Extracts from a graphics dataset
++++++++++++++++++++
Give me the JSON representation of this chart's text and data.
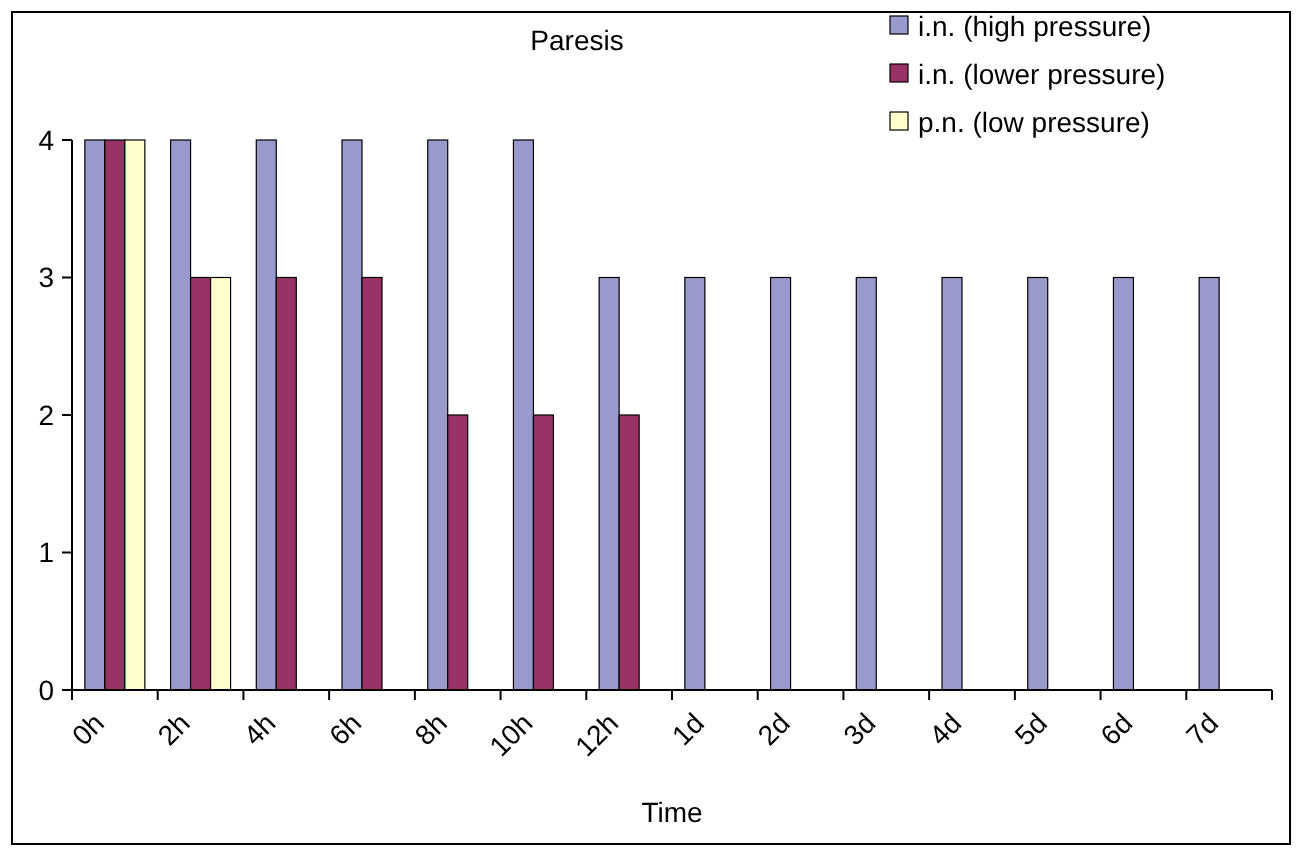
{
  "chart_data": {
    "type": "bar",
    "title": "Paresis",
    "xlabel": "Time",
    "categories": [
      "0h",
      "2h",
      "4h",
      "6h",
      "8h",
      "10h",
      "12h",
      "1d",
      "2d",
      "3d",
      "4d",
      "5d",
      "6d",
      "7d"
    ],
    "series": [
      {
        "name": "i.n. (high pressure)",
        "color": "#9999cc",
        "values": [
          4,
          4,
          4,
          4,
          4,
          4,
          3,
          3,
          3,
          3,
          3,
          3,
          3,
          3
        ]
      },
      {
        "name": "i.n. (lower pressure)",
        "color": "#993366",
        "values": [
          4,
          3,
          3,
          3,
          2,
          2,
          2,
          null,
          null,
          null,
          null,
          null,
          null,
          null
        ]
      },
      {
        "name": "p.n. (low pressure)",
        "color": "#ffffcc",
        "values": [
          4,
          3,
          null,
          null,
          null,
          null,
          null,
          null,
          null,
          null,
          null,
          null,
          null,
          null
        ]
      }
    ],
    "ylim": [
      0,
      4
    ],
    "yticks": [
      0,
      1,
      2,
      3,
      4
    ],
    "grid": false,
    "legend": "top right"
  }
}
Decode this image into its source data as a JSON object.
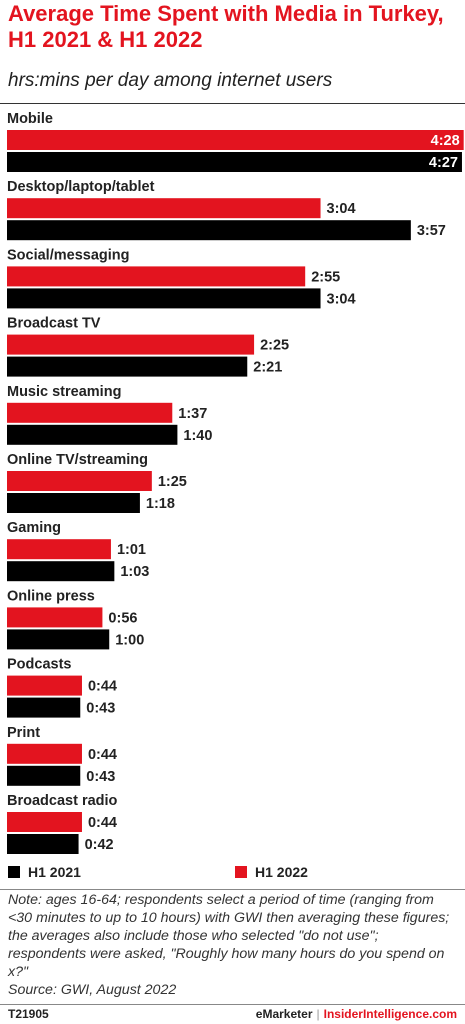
++++++++++++++++++++
• [What is required] Scan the listing above for the word "name" and copy every line that holds it.

• [Exercise output]
        "name": "i.n. (high pressure)",
        "name": "i.n. (lower pressure)",
        "name": "p.n. (low pressure)",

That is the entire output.